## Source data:
--------------------

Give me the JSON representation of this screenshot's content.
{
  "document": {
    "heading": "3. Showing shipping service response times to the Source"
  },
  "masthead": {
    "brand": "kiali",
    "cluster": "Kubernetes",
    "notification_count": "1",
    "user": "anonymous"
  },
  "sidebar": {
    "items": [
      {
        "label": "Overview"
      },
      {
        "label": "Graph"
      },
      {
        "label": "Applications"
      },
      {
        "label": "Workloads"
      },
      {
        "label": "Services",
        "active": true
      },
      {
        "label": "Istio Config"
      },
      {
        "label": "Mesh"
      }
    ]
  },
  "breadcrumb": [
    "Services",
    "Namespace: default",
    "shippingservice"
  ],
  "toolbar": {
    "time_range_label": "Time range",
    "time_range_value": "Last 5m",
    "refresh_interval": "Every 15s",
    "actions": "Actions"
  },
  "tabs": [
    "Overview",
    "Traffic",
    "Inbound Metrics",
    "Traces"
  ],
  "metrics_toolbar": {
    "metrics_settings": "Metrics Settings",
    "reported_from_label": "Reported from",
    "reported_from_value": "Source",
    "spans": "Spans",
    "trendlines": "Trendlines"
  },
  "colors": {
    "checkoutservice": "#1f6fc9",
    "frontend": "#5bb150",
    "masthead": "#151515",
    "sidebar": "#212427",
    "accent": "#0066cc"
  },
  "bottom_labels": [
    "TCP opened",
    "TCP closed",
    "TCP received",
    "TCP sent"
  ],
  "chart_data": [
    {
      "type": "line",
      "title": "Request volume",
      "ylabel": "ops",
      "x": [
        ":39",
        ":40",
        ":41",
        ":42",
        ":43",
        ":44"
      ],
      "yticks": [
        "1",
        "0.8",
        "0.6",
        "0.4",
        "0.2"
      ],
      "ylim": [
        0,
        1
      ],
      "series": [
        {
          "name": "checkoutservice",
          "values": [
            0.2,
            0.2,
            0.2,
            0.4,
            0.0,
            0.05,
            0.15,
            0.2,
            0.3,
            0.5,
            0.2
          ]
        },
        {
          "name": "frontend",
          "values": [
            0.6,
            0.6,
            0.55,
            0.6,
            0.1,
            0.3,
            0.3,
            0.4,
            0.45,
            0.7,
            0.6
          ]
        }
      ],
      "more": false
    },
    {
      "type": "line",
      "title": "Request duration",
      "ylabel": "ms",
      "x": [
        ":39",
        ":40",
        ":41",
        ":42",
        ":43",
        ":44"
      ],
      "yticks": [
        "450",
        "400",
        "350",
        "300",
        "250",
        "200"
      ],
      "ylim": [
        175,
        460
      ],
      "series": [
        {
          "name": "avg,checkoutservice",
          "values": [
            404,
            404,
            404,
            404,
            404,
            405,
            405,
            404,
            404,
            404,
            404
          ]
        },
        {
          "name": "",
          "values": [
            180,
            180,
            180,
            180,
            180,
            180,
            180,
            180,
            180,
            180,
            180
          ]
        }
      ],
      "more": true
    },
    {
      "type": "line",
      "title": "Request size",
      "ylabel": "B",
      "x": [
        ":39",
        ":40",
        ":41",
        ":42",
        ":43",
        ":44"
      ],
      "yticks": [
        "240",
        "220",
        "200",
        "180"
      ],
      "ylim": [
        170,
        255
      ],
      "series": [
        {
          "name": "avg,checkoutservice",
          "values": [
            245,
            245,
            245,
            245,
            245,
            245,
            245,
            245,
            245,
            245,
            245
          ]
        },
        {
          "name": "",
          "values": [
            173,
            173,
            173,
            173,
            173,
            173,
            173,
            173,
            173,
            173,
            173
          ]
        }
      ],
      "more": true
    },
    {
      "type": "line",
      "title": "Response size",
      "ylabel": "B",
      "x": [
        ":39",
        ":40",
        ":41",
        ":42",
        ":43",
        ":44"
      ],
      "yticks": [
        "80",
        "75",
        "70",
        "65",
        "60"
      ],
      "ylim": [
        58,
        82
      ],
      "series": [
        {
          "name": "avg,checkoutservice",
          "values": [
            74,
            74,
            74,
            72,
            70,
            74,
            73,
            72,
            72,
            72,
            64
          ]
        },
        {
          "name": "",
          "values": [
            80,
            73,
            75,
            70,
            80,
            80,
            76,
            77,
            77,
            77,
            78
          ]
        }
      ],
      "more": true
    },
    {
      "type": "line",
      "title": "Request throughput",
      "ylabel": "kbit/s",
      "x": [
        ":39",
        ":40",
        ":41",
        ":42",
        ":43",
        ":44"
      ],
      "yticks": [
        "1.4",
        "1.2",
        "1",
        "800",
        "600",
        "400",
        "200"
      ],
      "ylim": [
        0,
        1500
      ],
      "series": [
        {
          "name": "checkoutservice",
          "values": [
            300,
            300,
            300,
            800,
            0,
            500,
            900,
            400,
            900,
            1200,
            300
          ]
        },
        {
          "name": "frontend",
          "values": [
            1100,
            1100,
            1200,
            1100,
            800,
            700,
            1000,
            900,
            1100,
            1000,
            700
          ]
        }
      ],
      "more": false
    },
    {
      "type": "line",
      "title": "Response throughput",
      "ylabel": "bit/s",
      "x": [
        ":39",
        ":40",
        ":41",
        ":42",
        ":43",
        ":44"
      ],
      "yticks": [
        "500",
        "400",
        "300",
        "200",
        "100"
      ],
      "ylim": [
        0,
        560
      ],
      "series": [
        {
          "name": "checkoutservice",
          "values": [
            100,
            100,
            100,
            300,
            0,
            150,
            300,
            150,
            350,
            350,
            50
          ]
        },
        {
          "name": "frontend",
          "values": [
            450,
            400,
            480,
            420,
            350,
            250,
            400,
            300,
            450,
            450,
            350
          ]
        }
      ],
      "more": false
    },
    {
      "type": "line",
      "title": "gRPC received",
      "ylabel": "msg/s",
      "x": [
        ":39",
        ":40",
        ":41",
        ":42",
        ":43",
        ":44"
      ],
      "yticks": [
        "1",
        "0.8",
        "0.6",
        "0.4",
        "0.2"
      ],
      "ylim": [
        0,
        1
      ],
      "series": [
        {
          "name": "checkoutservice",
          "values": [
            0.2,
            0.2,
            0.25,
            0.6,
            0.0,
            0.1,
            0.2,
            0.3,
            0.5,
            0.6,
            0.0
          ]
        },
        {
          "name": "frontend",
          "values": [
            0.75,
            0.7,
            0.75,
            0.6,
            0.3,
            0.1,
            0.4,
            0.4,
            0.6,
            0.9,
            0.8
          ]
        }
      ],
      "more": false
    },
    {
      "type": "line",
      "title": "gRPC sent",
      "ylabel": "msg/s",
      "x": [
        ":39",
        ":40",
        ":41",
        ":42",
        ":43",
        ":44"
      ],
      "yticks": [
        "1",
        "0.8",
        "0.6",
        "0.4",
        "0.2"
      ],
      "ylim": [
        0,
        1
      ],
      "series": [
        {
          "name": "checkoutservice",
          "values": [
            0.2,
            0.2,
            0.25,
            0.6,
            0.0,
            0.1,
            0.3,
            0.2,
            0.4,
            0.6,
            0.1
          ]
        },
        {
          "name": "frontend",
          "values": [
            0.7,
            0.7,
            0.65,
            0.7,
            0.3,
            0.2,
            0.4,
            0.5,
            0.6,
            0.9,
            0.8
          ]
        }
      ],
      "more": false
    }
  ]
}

--------------------

## WHAT YOU WILL DO:
Please restate the whole listing word for word.

## RESPONSE FOR THIS EXERCISE:
Give me the JSON representation of this screenshot's content.
{
  "document": {
    "heading": "3. Showing shipping service response times to the Source"
  },
  "masthead": {
    "brand": "kiali",
    "cluster": "Kubernetes",
    "notification_count": "1",
    "user": "anonymous"
  },
  "sidebar": {
    "items": [
      {
        "label": "Overview"
      },
      {
        "label": "Graph"
      },
      {
        "label": "Applications"
      },
      {
        "label": "Workloads"
      },
      {
        "label": "Services",
        "active": true
      },
      {
        "label": "Istio Config"
      },
      {
        "label": "Mesh"
      }
    ]
  },
  "breadcrumb": [
    "Services",
    "Namespace: default",
    "shippingservice"
  ],
  "toolbar": {
    "time_range_label": "Time range",
    "time_range_value": "Last 5m",
    "refresh_interval": "Every 15s",
    "actions": "Actions"
  },
  "tabs": [
    "Overview",
    "Traffic",
    "Inbound Metrics",
    "Traces"
  ],
  "metrics_toolbar": {
    "metrics_settings": "Metrics Settings",
    "reported_from_label": "Reported from",
    "reported_from_value": "Source",
    "spans": "Spans",
    "trendlines": "Trendlines"
  },
  "colors": {
    "checkoutservice": "#1f6fc9",
    "frontend": "#5bb150",
    "masthead": "#151515",
    "sidebar": "#212427",
    "accent": "#0066cc"
  },
  "bottom_labels": [
    "TCP opened",
    "TCP closed",
    "TCP received",
    "TCP sent"
  ],
  "chart_data": [
    {
      "type": "line",
      "title": "Request volume",
      "ylabel": "ops",
      "x": [
        ":39",
        ":40",
        ":41",
        ":42",
        ":43",
        ":44"
      ],
      "yticks": [
        "1",
        "0.8",
        "0.6",
        "0.4",
        "0.2"
      ],
      "ylim": [
        0,
        1
      ],
      "series": [
        {
          "name": "checkoutservice",
          "values": [
            0.2,
            0.2,
            0.2,
            0.4,
            0.0,
            0.05,
            0.15,
            0.2,
            0.3,
            0.5,
            0.2
          ]
        },
        {
          "name": "frontend",
          "values": [
            0.6,
            0.6,
            0.55,
            0.6,
            0.1,
            0.3,
            0.3,
            0.4,
            0.45,
            0.7,
            0.6
          ]
        }
      ],
      "more": false
    },
    {
      "type": "line",
      "title": "Request duration",
      "ylabel": "ms",
      "x": [
        ":39",
        ":40",
        ":41",
        ":42",
        ":43",
        ":44"
      ],
      "yticks": [
        "450",
        "400",
        "350",
        "300",
        "250",
        "200"
      ],
      "ylim": [
        175,
        460
      ],
      "series": [
        {
          "name": "avg,checkoutservice",
          "values": [
            404,
            404,
            404,
            404,
            404,
            405,
            405,
            404,
            404,
            404,
            404
          ]
        },
        {
          "name": "",
          "values": [
            180,
            180,
            180,
            180,
            180,
            180,
            180,
            180,
            180,
            180,
            180
          ]
        }
      ],
      "more": true
    },
    {
      "type": "line",
      "title": "Request size",
      "ylabel": "B",
      "x": [
        ":39",
        ":40",
        ":41",
        ":42",
        ":43",
        ":44"
      ],
      "yticks": [
        "240",
        "220",
        "200",
        "180"
      ],
      "ylim": [
        170,
        255
      ],
      "series": [
        {
          "name": "avg,checkoutservice",
          "values": [
            245,
            245,
            245,
            245,
            245,
            245,
            245,
            245,
            245,
            245,
            245
          ]
        },
        {
          "name": "",
          "values": [
            173,
            173,
            173,
            173,
            173,
            173,
            173,
            173,
            173,
            173,
            173
          ]
        }
      ],
      "more": true
    },
    {
      "type": "line",
      "title": "Response size",
      "ylabel": "B",
      "x": [
        ":39",
        ":40",
        ":41",
        ":42",
        ":43",
        ":44"
      ],
      "yticks": [
        "80",
        "75",
        "70",
        "65",
        "60"
      ],
      "ylim": [
        58,
        82
      ],
      "series": [
        {
          "name": "avg,checkoutservice",
          "values": [
            74,
            74,
            74,
            72,
            70,
            74,
            73,
            72,
            72,
            72,
            64
          ]
        },
        {
          "name": "",
          "values": [
            80,
            73,
            75,
            70,
            80,
            80,
            76,
            77,
            77,
            77,
            78
          ]
        }
      ],
      "more": true
    },
    {
      "type": "line",
      "title": "Request throughput",
      "ylabel": "kbit/s",
      "x": [
        ":39",
        ":40",
        ":41",
        ":42",
        ":43",
        ":44"
      ],
      "yticks": [
        "1.4",
        "1.2",
        "1",
        "800",
        "600",
        "400",
        "200"
      ],
      "ylim": [
        0,
        1500
      ],
      "series": [
        {
          "name": "checkoutservice",
          "values": [
            300,
            300,
            300,
            800,
            0,
            500,
            900,
            400,
            900,
            1200,
            300
          ]
        },
        {
          "name": "frontend",
          "values": [
            1100,
            1100,
            1200,
            1100,
            800,
            700,
            1000,
            900,
            1100,
            1000,
            700
          ]
        }
      ],
      "more": false
    },
    {
      "type": "line",
      "title": "Response throughput",
      "ylabel": "bit/s",
      "x": [
        ":39",
        ":40",
        ":41",
        ":42",
        ":43",
        ":44"
      ],
      "yticks": [
        "500",
        "400",
        "300",
        "200",
        "100"
      ],
      "ylim": [
        0,
        560
      ],
      "series": [
        {
          "name": "checkoutservice",
          "values": [
            100,
            100,
            100,
            300,
            0,
            150,
            300,
            150,
            350,
            350,
            50
          ]
        },
        {
          "name": "frontend",
          "values": [
            450,
            400,
            480,
            420,
            350,
            250,
            400,
            300,
            450,
            450,
            350
          ]
        }
      ],
      "more": false
    },
    {
      "type": "line",
      "title": "gRPC received",
      "ylabel": "msg/s",
      "x": [
        ":39",
        ":40",
        ":41",
        ":42",
        ":43",
        ":44"
      ],
      "yticks": [
        "1",
        "0.8",
        "0.6",
        "0.4",
        "0.2"
      ],
      "ylim": [
        0,
        1
      ],
      "series": [
        {
          "name": "checkoutservice",
          "values": [
            0.2,
            0.2,
            0.25,
            0.6,
            0.0,
            0.1,
            0.2,
            0.3,
            0.5,
            0.6,
            0.0
          ]
        },
        {
          "name": "frontend",
          "values": [
            0.75,
            0.7,
            0.75,
            0.6,
            0.3,
            0.1,
            0.4,
            0.4,
            0.6,
            0.9,
            0.8
          ]
        }
      ],
      "more": false
    },
    {
      "type": "line",
      "title": "gRPC sent",
      "ylabel": "msg/s",
      "x": [
        ":39",
        ":40",
        ":41",
        ":42",
        ":43",
        ":44"
      ],
      "yticks": [
        "1",
        "0.8",
        "0.6",
        "0.4",
        "0.2"
      ],
      "ylim": [
        0,
        1
      ],
      "series": [
        {
          "name": "checkoutservice",
          "values": [
            0.2,
            0.2,
            0.25,
            0.6,
            0.0,
            0.1,
            0.3,
            0.2,
            0.4,
            0.6,
            0.1
          ]
        },
        {
          "name": "frontend",
          "values": [
            0.7,
            0.7,
            0.65,
            0.7,
            0.3,
            0.2,
            0.4,
            0.5,
            0.6,
            0.9,
            0.8
          ]
        }
      ],
      "more": false
    }
  ]
}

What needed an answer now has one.